Required work:
Copy out all lines that hold "השנה".

Provided entries:
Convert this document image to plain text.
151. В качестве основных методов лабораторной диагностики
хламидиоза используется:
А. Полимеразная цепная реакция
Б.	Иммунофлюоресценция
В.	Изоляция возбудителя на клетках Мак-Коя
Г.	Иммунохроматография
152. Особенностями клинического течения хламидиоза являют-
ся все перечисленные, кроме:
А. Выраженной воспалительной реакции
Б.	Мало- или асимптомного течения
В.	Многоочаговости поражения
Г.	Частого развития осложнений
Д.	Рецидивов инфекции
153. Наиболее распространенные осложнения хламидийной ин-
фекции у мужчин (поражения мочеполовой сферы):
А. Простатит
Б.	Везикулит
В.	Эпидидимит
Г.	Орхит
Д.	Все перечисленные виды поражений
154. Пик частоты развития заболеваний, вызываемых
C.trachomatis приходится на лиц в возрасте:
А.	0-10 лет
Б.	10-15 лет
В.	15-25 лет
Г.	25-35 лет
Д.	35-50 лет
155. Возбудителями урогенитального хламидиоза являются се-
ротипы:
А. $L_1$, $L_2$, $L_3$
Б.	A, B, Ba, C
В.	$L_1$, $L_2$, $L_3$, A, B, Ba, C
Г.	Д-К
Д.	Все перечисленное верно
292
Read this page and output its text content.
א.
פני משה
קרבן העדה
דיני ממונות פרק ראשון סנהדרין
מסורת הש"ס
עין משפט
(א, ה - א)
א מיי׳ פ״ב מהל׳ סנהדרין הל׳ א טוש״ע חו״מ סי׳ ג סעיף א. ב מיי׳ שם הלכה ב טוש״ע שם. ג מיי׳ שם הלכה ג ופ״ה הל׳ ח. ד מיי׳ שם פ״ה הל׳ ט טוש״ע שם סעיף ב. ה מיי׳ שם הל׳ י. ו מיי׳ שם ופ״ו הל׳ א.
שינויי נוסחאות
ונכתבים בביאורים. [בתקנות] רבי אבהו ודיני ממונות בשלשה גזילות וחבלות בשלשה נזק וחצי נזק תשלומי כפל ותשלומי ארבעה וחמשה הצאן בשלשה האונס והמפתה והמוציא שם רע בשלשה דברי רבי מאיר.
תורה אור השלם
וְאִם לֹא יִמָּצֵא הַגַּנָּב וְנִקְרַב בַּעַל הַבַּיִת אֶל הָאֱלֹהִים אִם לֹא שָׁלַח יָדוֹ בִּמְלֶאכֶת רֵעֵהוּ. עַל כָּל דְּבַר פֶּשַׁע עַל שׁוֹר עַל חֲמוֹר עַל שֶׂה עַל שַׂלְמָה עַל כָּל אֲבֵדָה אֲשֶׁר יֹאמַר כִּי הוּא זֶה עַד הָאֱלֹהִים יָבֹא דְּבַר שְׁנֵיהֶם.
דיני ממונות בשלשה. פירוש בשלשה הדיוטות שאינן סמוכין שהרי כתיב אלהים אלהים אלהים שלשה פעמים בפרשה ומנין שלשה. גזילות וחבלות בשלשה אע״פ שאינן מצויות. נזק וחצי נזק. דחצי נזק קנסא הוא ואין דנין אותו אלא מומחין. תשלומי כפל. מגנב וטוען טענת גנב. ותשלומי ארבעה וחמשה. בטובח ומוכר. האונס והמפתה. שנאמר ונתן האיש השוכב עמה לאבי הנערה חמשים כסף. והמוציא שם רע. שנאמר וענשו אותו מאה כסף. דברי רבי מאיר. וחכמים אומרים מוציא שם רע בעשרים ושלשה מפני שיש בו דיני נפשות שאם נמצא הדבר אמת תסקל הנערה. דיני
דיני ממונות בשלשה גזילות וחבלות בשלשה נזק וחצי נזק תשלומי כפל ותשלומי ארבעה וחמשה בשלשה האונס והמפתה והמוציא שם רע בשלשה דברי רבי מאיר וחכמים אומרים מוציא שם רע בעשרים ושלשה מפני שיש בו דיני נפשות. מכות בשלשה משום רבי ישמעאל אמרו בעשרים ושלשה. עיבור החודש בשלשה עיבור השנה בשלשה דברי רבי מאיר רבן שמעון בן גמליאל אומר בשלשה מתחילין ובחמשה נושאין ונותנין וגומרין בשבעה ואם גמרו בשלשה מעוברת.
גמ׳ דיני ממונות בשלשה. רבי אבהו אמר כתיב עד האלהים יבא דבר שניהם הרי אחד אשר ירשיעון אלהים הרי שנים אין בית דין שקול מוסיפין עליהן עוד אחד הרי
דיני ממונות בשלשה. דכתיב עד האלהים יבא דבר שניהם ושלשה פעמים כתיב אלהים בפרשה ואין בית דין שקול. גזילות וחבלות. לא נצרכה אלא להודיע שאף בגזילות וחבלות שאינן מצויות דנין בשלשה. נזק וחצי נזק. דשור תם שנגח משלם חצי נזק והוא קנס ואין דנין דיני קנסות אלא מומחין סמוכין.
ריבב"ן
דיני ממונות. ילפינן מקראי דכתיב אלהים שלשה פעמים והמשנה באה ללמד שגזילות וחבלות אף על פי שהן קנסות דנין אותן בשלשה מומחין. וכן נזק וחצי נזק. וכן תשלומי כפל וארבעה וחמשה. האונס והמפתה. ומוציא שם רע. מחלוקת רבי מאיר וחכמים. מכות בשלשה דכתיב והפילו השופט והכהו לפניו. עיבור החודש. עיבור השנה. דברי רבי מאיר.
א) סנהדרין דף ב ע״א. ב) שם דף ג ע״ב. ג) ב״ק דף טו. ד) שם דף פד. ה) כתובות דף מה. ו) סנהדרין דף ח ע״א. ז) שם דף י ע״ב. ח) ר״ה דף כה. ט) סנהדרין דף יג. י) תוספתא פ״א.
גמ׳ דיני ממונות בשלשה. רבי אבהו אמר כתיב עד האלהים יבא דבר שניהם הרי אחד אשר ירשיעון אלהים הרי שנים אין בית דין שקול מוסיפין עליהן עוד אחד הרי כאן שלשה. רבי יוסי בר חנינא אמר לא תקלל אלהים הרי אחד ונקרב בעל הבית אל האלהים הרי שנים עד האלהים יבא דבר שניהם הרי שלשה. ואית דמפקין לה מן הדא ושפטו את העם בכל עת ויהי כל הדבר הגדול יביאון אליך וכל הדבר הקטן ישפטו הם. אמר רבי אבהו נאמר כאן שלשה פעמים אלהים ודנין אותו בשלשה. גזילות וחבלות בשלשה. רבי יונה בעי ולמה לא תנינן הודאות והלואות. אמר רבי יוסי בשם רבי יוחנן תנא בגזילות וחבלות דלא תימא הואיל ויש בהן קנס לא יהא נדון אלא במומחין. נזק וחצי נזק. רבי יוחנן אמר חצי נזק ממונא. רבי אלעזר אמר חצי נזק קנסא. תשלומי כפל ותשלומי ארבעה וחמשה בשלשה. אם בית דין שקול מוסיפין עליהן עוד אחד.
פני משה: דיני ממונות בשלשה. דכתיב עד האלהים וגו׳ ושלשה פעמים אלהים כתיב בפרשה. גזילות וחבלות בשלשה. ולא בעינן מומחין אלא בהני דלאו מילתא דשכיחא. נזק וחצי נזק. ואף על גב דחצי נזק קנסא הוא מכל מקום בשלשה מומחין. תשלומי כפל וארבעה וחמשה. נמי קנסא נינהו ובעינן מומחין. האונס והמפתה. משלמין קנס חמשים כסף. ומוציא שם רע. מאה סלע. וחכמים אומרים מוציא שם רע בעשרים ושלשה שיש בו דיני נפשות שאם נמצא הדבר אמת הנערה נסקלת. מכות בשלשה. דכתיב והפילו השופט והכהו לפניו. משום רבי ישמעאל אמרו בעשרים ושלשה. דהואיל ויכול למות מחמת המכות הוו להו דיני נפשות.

Full response:
דיני ממונות בשלשה גזילות וחבלות בשלשה נזק וחצי נזק תשלומי כפל ותשלומי ארבעה וחמשה בשלשה האונס והמפתה והמוציא שם רע בשלשה דברי רבי מאיר וחכמים אומרים מוציא שם רע בעשרים ושלשה מפני שיש בו דיני נפשות. מכות בשלשה משום רבי ישמעאל אמרו בעשרים ושלשה. עיבור החודש בשלשה עיבור השנה בשלשה דברי רבי מאיר רבן שמעון בן גמליאל אומר בשלשה מתחילין ובחמשה נושאין ונותנין וגומרין בשבעה ואם גמרו בשלשה מעוברת.
דיני ממונות. ילפינן מקראי דכתיב אלהים שלשה פעמים והמשנה באה ללמד שגזילות וחבלות אף על פי שהן קנסות דנין אותן בשלשה מומחין. וכן נזק וחצי נזק. וכן תשלומי כפל וארבעה וחמשה. האונס והמפתה. ומוציא שם רע. מחלוקת רבי מאיר וחכמים. מכות בשלשה דכתיב והפילו השופט והכהו לפניו. עיבור החודש. עיבור השנה. דברי רבי מאיר.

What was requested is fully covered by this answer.